▸ **MATERIALS PROVIDED**
++++++++++++++++++++

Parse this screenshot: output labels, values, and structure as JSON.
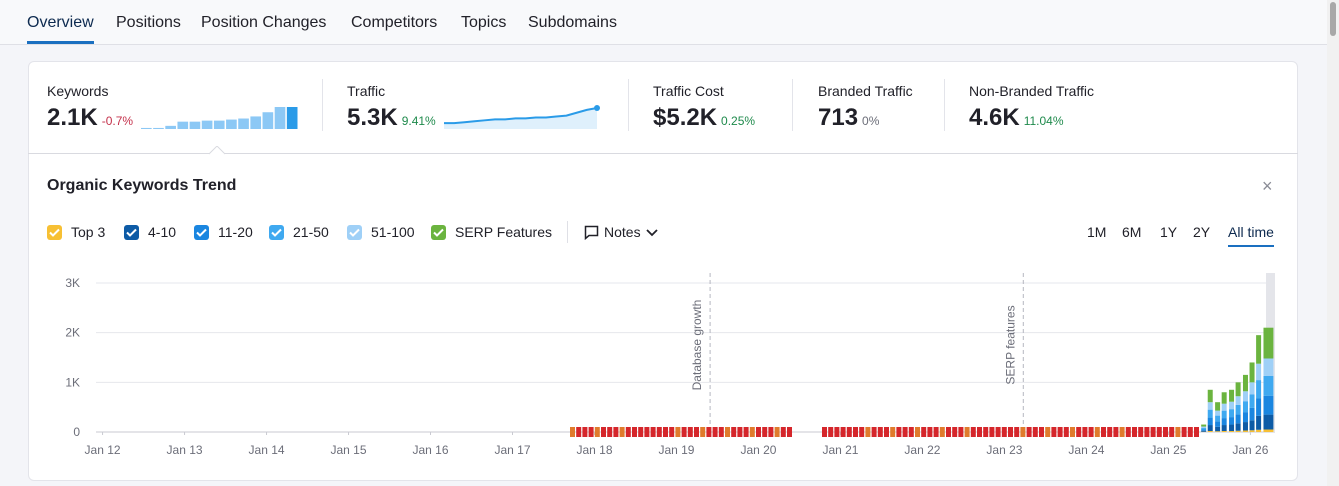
{
  "tabs": [
    {
      "label": "Overview",
      "active": true
    },
    {
      "label": "Positions",
      "active": false
    },
    {
      "label": "Position Changes",
      "active": false
    },
    {
      "label": "Competitors",
      "active": false
    },
    {
      "label": "Topics",
      "active": false
    },
    {
      "label": "Subdomains",
      "active": false
    }
  ],
  "metrics": [
    {
      "label": "Keywords",
      "value": "2.1K",
      "change": "-0.7%",
      "change_color": "#c4314b",
      "sparkline": {
        "type": "bars",
        "color": "#8cc8f5",
        "last_color": "#2a9be8",
        "values": [
          1,
          1,
          3,
          7,
          7,
          8,
          8,
          9,
          10,
          12,
          16,
          21,
          21
        ]
      }
    },
    {
      "label": "Traffic",
      "value": "5.3K",
      "change": "9.41%",
      "change_color": "#1f8a4c",
      "sparkline": {
        "type": "line",
        "color": "#2a9be8",
        "values": [
          3,
          3,
          4,
          5,
          6,
          7,
          7,
          8,
          8,
          9,
          9,
          10,
          11,
          14,
          17,
          19
        ]
      }
    },
    {
      "label": "Traffic Cost",
      "value": "$5.2K",
      "change": "0.25%",
      "change_color": "#1f8a4c"
    },
    {
      "label": "Branded Traffic",
      "value": "713",
      "change": "0%",
      "change_color": "#6c6e79"
    },
    {
      "label": "Non-Branded Traffic",
      "value": "4.6K",
      "change": "11.04%",
      "change_color": "#1f8a4c"
    }
  ],
  "panel": {
    "title": "Organic Keywords Trend",
    "close": "×",
    "notes": "Notes",
    "ranges": [
      {
        "label": "1M",
        "active": false
      },
      {
        "label": "6M",
        "active": false
      },
      {
        "label": "1Y",
        "active": false
      },
      {
        "label": "2Y",
        "active": false
      },
      {
        "label": "All time",
        "active": true
      }
    ]
  },
  "chart_data": {
    "type": "stacked-bar",
    "x": [
      2025.43,
      2025.51,
      2025.6,
      2025.68,
      2025.77,
      2025.85,
      2025.94,
      2026.02,
      2026.1,
      2026.19,
      2026.25
    ],
    "series": [
      {
        "name": "Top 3",
        "color": "#f7c034",
        "values": [
          5,
          20,
          15,
          20,
          20,
          25,
          30,
          35,
          45,
          50,
          50
        ]
      },
      {
        "name": "4-10",
        "color": "#0d5ba6",
        "values": [
          20,
          120,
          90,
          120,
          130,
          150,
          170,
          200,
          280,
          300,
          300
        ]
      },
      {
        "name": "11-20",
        "color": "#1a86e0",
        "values": [
          25,
          150,
          110,
          140,
          150,
          180,
          200,
          250,
          350,
          380,
          380
        ]
      },
      {
        "name": "21-50",
        "color": "#3fa9f0",
        "values": [
          30,
          160,
          115,
          150,
          160,
          190,
          220,
          270,
          370,
          400,
          400
        ]
      },
      {
        "name": "51-100",
        "color": "#9fd0f7",
        "values": [
          30,
          150,
          100,
          140,
          150,
          175,
          200,
          245,
          330,
          350,
          350
        ]
      },
      {
        "name": "SERP Features",
        "color": "#6bb43f",
        "values": [
          40,
          250,
          170,
          230,
          240,
          280,
          330,
          400,
          575,
          620,
          620
        ]
      }
    ],
    "xlim": [
      2011.92,
      2026.3
    ],
    "xticks": [
      {
        "value": 2012,
        "label": "Jan 12"
      },
      {
        "value": 2013,
        "label": "Jan 13"
      },
      {
        "value": 2014,
        "label": "Jan 14"
      },
      {
        "value": 2015,
        "label": "Jan 15"
      },
      {
        "value": 2016,
        "label": "Jan 16"
      },
      {
        "value": 2017,
        "label": "Jan 17"
      },
      {
        "value": 2018,
        "label": "Jan 18"
      },
      {
        "value": 2019,
        "label": "Jan 19"
      },
      {
        "value": 2020,
        "label": "Jan 20"
      },
      {
        "value": 2021,
        "label": "Jan 21"
      },
      {
        "value": 2022,
        "label": "Jan 22"
      },
      {
        "value": 2023,
        "label": "Jan 23"
      },
      {
        "value": 2024,
        "label": "Jan 24"
      },
      {
        "value": 2025,
        "label": "Jan 25"
      },
      {
        "value": 2026,
        "label": "Jan 26"
      }
    ],
    "ylim": [
      0,
      3000
    ],
    "yticks": [
      0,
      {
        "value": 1000,
        "label": "1K"
      },
      {
        "value": 2000,
        "label": "2K"
      },
      {
        "value": 3000,
        "label": "3K"
      }
    ],
    "grid": true,
    "annotations": [
      {
        "x": 2019.41,
        "text": "Database growth"
      },
      {
        "x": 2023.23,
        "text": "SERP features"
      }
    ]
  }
}
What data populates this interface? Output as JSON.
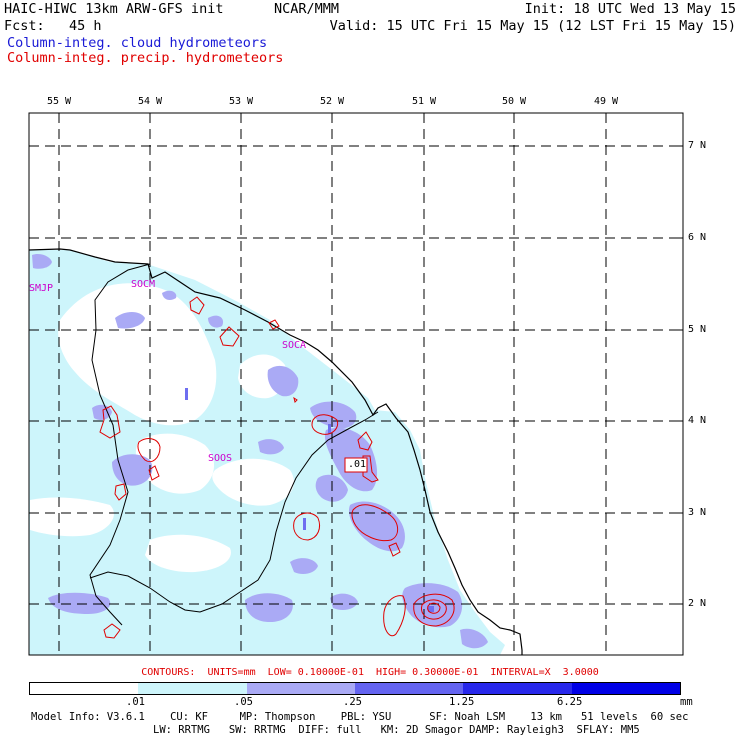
{
  "header": {
    "model": "HAIC-HIWC 13km ARW-GFS init",
    "org": "NCAR/MMM",
    "init": "Init: 18 UTC Wed 13 May 15",
    "fcst": "Fcst:   45 h",
    "valid": "Valid: 15 UTC Fri 15 May 15 (12 LST Fri 15 May 15)",
    "field_cloud": "Column-integ. cloud hydrometeors",
    "field_precip": "Column-integ. precip. hydrometeors"
  },
  "map": {
    "lon_labels": [
      "55 W",
      "54 W",
      "53 W",
      "52 W",
      "51 W",
      "50 W",
      "49 W"
    ],
    "lat_labels": [
      "7 N",
      "6 N",
      "5 N",
      "4 N",
      "3 N",
      "2 N"
    ],
    "stations": [
      "SMJP",
      "SOCM",
      "SOCA",
      "SOOS"
    ],
    "contour_label": ".01"
  },
  "contours_info": "CONTOURS:  UNITS=mm  LOW= 0.10000E-01  HIGH= 0.30000E-01  INTERVAL=X  3.0000",
  "colorbar": {
    "labels": [
      ".01",
      ".05",
      ".25",
      "1.25",
      "6.25"
    ],
    "units": "mm",
    "colors": [
      "#ffffff",
      "#cdf5fb",
      "#aaaaf5",
      "#6464f0",
      "#2828eb",
      "#0000e6"
    ]
  },
  "colors": {
    "cloud_light": "#cdf5fb",
    "cloud_mid": "#aaaaf5",
    "cloud_dark": "#6e6ef0",
    "precip": "#e00000",
    "title_blue": "#1a1ad6",
    "station": "#cc00cc"
  },
  "model_info": {
    "line1": "Model Info: V3.6.1    CU: KF     MP: Thompson    PBL: YSU      SF: Noah LSM    13 km   51 levels  60 sec",
    "line2": "LW: RRTMG   SW: RRTMG  DIFF: full   KM: 2D Smagor DAMP: Rayleigh3  SFLAY: MM5"
  }
}
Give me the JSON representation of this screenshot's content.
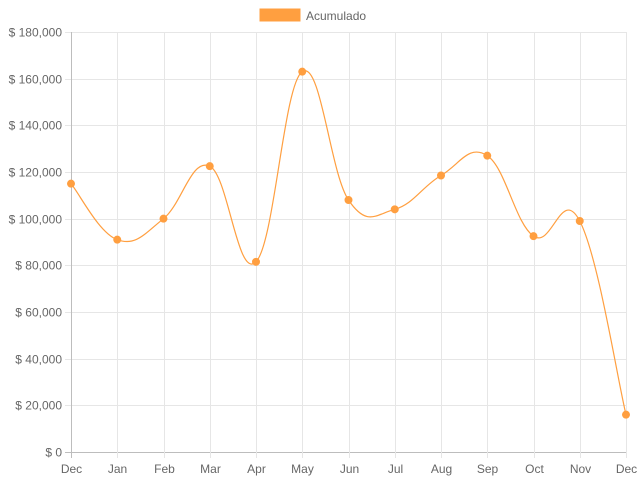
{
  "chart_data": {
    "type": "line",
    "title": "",
    "xlabel": "",
    "ylabel": "",
    "categories": [
      "Dec",
      "Jan",
      "Feb",
      "Mar",
      "Apr",
      "May",
      "Jun",
      "Jul",
      "Aug",
      "Sep",
      "Oct",
      "Nov",
      "Dec"
    ],
    "series": [
      {
        "name": "Acumulado",
        "color": "#ff9f40",
        "values": [
          115000,
          91000,
          100000,
          122500,
          81500,
          163000,
          108000,
          104000,
          118500,
          127000,
          92500,
          99000,
          16000
        ]
      }
    ],
    "ylim": [
      0,
      180000
    ],
    "y_ticks": [
      0,
      20000,
      40000,
      60000,
      80000,
      100000,
      120000,
      140000,
      160000,
      180000
    ],
    "y_tick_labels": [
      "$ 0",
      "$ 20,000",
      "$ 40,000",
      "$ 60,000",
      "$ 80,000",
      "$ 100,000",
      "$ 120,000",
      "$ 140,000",
      "$ 160,000",
      "$ 180,000"
    ],
    "grid": true,
    "legend_position": "top-center",
    "smooth": true
  }
}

++++++++++++++++++++

▸ **EXERCISE INSTRUCTIONS**
Gather from the records above every line containing the string "hydrometeors".

▸ **FINAL ANSWER**
    "field_cloud": "Column-integ. cloud hydrometeors",
    "field_precip": "Column-integ. precip. hydrometeors"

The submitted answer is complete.